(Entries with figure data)
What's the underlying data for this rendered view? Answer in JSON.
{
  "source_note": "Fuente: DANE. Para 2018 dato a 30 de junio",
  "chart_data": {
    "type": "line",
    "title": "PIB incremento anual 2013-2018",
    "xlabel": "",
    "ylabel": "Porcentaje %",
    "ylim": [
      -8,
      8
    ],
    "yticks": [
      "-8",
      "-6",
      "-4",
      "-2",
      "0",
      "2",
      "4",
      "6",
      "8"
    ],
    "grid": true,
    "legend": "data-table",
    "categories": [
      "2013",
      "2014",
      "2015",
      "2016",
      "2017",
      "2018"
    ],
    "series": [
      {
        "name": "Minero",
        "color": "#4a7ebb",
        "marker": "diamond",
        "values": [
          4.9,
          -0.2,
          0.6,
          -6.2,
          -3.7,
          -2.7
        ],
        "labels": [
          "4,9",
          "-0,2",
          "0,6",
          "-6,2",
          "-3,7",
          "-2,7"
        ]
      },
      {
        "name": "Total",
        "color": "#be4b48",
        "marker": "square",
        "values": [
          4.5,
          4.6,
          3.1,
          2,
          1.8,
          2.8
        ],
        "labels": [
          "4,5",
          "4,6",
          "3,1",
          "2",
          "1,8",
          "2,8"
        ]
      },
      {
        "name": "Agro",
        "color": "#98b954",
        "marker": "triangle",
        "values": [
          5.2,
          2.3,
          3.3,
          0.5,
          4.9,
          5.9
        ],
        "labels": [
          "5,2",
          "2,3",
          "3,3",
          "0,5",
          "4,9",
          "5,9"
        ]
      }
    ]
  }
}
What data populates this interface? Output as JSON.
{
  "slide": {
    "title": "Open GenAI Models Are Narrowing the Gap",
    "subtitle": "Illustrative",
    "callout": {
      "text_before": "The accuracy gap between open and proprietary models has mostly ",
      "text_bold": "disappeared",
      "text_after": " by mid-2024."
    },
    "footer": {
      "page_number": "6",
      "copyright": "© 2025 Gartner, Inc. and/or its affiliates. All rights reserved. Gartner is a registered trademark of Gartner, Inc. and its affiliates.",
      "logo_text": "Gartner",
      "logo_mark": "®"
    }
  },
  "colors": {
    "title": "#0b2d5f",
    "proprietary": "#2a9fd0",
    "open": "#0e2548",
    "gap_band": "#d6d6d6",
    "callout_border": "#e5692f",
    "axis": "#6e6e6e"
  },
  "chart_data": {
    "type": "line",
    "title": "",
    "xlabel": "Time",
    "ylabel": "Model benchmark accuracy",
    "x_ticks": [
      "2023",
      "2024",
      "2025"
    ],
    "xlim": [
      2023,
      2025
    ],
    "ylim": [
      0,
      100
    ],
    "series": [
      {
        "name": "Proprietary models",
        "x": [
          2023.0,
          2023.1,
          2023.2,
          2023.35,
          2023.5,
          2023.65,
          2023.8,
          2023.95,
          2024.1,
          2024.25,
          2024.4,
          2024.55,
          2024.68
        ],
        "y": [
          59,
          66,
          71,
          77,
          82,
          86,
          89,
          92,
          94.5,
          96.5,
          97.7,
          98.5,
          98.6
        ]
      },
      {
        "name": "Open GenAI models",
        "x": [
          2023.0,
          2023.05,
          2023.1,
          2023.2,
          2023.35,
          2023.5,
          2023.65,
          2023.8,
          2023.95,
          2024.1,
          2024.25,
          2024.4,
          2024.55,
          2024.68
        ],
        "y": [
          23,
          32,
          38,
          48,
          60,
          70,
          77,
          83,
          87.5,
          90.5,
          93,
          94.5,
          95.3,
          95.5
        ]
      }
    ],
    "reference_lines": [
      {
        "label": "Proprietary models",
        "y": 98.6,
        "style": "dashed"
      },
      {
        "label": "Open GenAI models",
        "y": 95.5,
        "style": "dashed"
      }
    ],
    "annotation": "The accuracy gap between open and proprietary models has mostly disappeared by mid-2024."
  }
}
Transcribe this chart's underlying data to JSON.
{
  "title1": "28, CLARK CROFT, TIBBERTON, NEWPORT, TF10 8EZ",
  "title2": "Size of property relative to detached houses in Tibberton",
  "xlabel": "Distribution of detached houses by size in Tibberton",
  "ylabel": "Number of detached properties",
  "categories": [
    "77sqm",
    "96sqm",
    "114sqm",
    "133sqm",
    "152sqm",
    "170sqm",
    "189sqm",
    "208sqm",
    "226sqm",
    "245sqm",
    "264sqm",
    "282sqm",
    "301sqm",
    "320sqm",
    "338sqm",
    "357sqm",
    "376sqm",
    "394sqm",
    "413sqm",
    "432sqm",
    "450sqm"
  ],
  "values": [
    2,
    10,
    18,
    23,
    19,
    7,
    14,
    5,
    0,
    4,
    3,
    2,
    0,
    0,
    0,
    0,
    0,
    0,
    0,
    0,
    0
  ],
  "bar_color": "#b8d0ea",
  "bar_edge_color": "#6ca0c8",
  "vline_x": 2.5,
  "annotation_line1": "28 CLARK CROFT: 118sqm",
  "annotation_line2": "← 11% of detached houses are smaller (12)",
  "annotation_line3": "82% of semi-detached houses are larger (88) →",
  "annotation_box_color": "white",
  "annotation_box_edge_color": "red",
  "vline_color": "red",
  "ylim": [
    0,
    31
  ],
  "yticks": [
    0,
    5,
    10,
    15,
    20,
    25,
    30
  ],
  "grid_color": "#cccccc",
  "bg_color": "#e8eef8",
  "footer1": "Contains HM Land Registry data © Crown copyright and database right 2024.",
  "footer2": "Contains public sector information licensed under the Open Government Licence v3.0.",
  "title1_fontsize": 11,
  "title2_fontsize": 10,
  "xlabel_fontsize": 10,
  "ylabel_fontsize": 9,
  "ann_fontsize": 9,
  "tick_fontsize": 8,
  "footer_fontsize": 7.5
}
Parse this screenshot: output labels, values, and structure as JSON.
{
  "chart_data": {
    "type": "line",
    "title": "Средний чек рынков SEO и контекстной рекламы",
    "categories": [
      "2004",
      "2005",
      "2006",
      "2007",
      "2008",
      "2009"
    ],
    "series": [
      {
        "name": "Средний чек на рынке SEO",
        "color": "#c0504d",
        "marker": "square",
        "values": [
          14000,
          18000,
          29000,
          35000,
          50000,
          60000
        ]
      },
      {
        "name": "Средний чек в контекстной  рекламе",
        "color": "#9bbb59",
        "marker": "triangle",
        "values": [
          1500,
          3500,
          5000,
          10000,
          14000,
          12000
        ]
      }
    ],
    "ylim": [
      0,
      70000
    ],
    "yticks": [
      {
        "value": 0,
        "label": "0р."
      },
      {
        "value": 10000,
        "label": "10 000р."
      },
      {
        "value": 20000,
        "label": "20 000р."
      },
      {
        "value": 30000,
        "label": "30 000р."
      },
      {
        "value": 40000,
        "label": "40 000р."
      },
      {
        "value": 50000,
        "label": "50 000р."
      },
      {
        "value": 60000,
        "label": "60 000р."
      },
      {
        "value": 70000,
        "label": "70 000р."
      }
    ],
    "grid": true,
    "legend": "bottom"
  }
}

• _PROBLEM TO SOLVE_: Indicate how many lines of the material contain the string "accuracy", giving the number and nothing more.

• _EXERCISE ANSWER_: 3